Copy all the entries word for word, but omit the pictures.

GIVEN DATA |
....

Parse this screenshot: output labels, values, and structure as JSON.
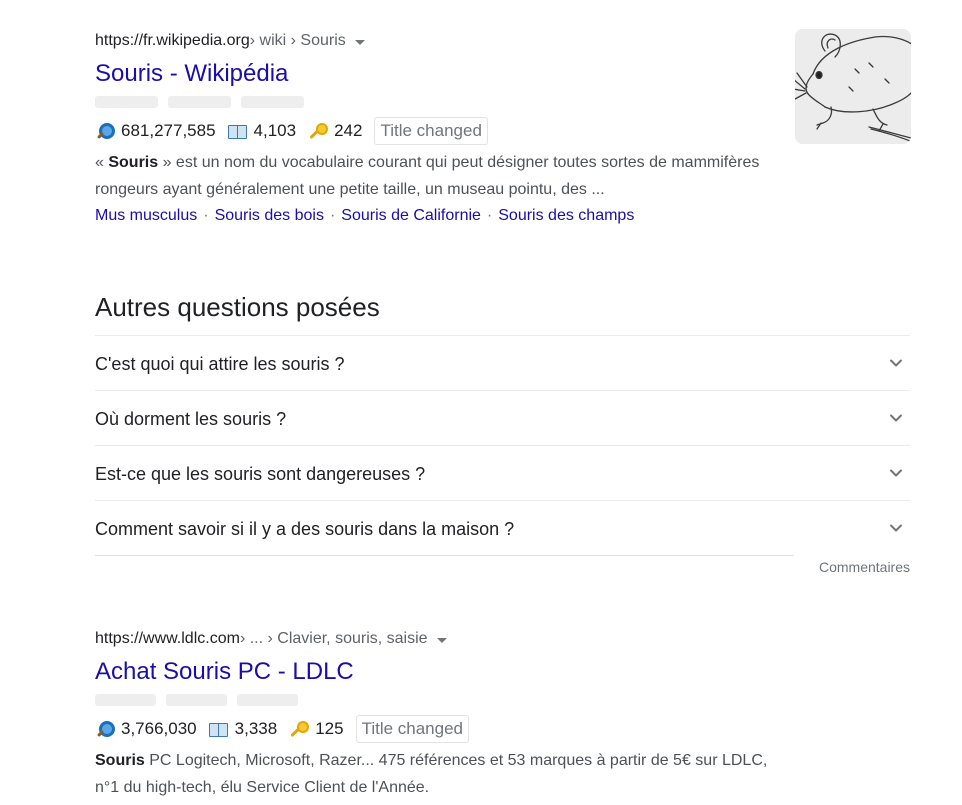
{
  "results": [
    {
      "url_host": "https://fr.wikipedia.org",
      "url_path": " › wiki › Souris",
      "title": "Souris - Wikipédia",
      "stats": {
        "searches": "681,277,585",
        "pages": "4,103",
        "keys": "242",
        "badge": "Title changed"
      },
      "snippet_open": "« ",
      "snippet_bold": "Souris",
      "snippet_rest": " » est un nom du vocabulaire courant qui peut désigner toutes sortes de mammifères rongeurs ayant généralement une petite taille, un museau pointu, des ...",
      "sitelinks": [
        "Mus musculus",
        "Souris des bois",
        "Souris de Californie",
        "Souris des champs"
      ],
      "sitelink_sep": "·"
    },
    {
      "url_host": "https://www.ldlc.com",
      "url_path": " › ... › Clavier, souris, saisie",
      "title": "Achat Souris PC - LDLC",
      "stats": {
        "searches": "3,766,030",
        "pages": "3,338",
        "keys": "125",
        "badge": "Title changed"
      },
      "snippet_bold": "Souris",
      "snippet_rest": " PC Logitech, Microsoft, Razer... 475 références et 53 marques à partir de 5€ sur LDLC, n°1 du high-tech, élu Service Client de l'Année."
    }
  ],
  "paa": {
    "title": "Autres questions posées",
    "questions": [
      "C'est quoi qui attire les souris ?",
      "Où dorment les souris ?",
      "Est-ce que les souris sont dangereuses ?",
      "Comment savoir si il y a des souris dans la maison ?"
    ],
    "feedback": "Commentaires"
  },
  "icons": {
    "search": "magnifier-icon",
    "book": "book-icon",
    "key": "key-icon",
    "caret": "caret-down-icon",
    "chevron": "chevron-down-icon"
  },
  "colors": {
    "link": "#1a0dab",
    "text": "#202124",
    "muted": "#70757a",
    "snippet": "#4d5156"
  }
}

....

SOLVED EXERCISE |
Parse this screenshot: output labels, values, and structure as JSON.
{
  "results": [
    {
      "url_host": "https://fr.wikipedia.org",
      "url_path": " › wiki › Souris",
      "title": "Souris - Wikipédia",
      "stats": {
        "searches": "681,277,585",
        "pages": "4,103",
        "keys": "242",
        "badge": "Title changed"
      },
      "snippet_open": "« ",
      "snippet_bold": "Souris",
      "snippet_rest": " » est un nom du vocabulaire courant qui peut désigner toutes sortes de mammifères rongeurs ayant généralement une petite taille, un museau pointu, des ...",
      "sitelinks": [
        "Mus musculus",
        "Souris des bois",
        "Souris de Californie",
        "Souris des champs"
      ],
      "sitelink_sep": "·"
    },
    {
      "url_host": "https://www.ldlc.com",
      "url_path": " › ... › Clavier, souris, saisie",
      "title": "Achat Souris PC - LDLC",
      "stats": {
        "searches": "3,766,030",
        "pages": "3,338",
        "keys": "125",
        "badge": "Title changed"
      },
      "snippet_bold": "Souris",
      "snippet_rest": " PC Logitech, Microsoft, Razer... 475 références et 53 marques à partir de 5€ sur LDLC, n°1 du high-tech, élu Service Client de l'Année."
    }
  ],
  "paa": {
    "title": "Autres questions posées",
    "questions": [
      "C'est quoi qui attire les souris ?",
      "Où dorment les souris ?",
      "Est-ce que les souris sont dangereuses ?",
      "Comment savoir si il y a des souris dans la maison ?"
    ],
    "feedback": "Commentaires"
  },
  "icons": {
    "search": "magnifier-icon",
    "book": "book-icon",
    "key": "key-icon",
    "caret": "caret-down-icon",
    "chevron": "chevron-down-icon"
  },
  "colors": {
    "link": "#1a0dab",
    "text": "#202124",
    "muted": "#70757a",
    "snippet": "#4d5156"
  }
}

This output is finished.